## Given problem
Which lines hold the word "icon"? Copy each one.

## Raw records

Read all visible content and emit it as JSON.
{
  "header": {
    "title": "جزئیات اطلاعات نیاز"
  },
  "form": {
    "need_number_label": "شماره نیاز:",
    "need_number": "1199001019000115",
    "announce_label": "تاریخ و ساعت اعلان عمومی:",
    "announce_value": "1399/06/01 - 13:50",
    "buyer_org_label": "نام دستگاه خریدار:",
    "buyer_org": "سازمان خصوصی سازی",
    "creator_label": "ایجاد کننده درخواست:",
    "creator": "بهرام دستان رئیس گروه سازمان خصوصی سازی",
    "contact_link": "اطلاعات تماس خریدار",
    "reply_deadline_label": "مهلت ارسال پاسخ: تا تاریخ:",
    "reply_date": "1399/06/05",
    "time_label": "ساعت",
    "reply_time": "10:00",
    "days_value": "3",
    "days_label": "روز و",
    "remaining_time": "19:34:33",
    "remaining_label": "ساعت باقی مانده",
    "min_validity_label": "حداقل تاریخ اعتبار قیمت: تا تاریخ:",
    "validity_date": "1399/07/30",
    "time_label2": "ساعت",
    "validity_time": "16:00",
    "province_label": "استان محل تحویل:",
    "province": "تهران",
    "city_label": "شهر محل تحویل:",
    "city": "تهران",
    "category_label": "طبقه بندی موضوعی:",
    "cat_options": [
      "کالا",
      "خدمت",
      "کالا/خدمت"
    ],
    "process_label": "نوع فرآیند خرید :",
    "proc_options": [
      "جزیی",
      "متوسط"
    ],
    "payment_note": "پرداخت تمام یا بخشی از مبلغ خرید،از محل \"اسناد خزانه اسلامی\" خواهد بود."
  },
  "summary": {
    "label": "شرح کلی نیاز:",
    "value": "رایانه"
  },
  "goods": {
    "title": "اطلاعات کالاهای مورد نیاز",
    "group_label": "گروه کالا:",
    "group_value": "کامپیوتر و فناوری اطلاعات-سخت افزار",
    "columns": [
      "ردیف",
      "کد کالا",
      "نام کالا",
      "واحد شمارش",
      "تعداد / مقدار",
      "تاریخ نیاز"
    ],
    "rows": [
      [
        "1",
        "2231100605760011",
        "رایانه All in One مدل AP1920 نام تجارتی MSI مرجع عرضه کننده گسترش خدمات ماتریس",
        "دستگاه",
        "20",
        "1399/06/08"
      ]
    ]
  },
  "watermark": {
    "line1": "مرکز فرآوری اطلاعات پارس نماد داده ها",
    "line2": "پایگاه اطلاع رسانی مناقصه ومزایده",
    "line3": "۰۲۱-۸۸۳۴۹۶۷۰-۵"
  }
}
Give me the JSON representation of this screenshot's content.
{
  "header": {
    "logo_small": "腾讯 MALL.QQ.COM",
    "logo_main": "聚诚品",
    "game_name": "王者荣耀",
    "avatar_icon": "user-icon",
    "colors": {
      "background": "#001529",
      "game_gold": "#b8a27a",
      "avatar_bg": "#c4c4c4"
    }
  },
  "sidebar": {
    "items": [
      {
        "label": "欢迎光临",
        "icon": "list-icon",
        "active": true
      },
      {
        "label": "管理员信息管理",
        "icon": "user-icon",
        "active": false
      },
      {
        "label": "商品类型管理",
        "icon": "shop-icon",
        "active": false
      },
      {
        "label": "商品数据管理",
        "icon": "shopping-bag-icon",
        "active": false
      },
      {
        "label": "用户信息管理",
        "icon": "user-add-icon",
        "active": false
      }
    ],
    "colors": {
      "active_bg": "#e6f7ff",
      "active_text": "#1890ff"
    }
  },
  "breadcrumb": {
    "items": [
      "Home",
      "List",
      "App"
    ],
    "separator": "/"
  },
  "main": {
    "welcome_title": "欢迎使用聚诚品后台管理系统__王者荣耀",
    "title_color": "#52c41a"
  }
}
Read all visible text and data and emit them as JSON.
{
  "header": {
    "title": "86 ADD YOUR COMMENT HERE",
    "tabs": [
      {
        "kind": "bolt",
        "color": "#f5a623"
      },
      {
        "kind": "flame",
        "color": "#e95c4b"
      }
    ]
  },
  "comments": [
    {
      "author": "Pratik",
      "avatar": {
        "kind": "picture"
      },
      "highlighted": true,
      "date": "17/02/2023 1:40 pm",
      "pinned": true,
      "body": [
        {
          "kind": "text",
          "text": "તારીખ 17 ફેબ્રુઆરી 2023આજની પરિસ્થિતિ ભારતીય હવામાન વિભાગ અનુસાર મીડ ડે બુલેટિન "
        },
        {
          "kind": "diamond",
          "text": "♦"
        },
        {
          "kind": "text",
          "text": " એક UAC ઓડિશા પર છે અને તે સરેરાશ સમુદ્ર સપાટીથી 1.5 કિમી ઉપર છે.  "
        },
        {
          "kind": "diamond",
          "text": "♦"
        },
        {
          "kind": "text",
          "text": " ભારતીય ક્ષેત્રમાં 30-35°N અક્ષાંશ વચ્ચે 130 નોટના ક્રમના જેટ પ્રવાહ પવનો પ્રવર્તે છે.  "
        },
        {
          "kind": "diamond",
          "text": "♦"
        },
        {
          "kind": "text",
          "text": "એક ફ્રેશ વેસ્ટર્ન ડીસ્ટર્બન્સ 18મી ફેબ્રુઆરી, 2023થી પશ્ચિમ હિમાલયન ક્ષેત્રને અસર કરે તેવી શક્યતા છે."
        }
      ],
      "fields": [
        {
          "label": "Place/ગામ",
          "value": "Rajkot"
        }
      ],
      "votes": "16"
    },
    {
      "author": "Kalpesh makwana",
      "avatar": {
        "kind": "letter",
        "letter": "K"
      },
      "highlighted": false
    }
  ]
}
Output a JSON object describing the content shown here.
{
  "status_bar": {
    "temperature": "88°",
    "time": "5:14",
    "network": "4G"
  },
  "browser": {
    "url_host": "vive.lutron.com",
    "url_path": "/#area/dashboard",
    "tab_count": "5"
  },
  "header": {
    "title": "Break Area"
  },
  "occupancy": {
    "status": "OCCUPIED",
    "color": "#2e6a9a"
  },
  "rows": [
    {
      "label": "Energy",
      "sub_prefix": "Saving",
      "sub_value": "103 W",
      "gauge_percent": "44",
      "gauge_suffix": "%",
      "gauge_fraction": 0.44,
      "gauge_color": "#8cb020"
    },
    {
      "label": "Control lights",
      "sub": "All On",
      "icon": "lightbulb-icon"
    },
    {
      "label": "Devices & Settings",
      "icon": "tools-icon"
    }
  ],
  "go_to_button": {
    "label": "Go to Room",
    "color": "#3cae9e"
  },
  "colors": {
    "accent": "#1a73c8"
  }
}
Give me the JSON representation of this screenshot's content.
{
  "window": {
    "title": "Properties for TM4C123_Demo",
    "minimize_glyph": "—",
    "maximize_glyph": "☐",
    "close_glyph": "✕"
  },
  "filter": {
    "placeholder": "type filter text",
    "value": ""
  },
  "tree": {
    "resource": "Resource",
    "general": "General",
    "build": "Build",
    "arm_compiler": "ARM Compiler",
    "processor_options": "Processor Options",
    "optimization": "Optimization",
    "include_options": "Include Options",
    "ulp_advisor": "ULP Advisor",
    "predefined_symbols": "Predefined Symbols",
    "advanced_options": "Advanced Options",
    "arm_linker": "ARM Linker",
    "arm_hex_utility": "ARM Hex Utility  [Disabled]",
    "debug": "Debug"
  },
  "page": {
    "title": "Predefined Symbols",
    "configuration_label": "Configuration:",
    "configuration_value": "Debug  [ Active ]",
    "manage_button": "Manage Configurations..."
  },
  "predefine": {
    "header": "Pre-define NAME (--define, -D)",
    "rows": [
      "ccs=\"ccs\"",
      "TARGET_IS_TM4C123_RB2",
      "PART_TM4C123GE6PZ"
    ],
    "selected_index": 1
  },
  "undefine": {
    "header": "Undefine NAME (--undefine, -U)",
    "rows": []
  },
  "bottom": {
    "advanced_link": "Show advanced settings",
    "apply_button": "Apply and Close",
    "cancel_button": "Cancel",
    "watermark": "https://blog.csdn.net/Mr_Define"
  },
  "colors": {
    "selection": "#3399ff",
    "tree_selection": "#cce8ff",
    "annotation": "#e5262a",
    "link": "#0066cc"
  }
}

## Full output
    "avatar_icon": "user-icon",
        "icon": "list-icon",
        "icon": "user-icon",
        "icon": "shop-icon",
        "icon": "shopping-bag-icon",
        "icon": "user-add-icon",
      "icon": "lightbulb-icon"
      "icon": "tools-icon"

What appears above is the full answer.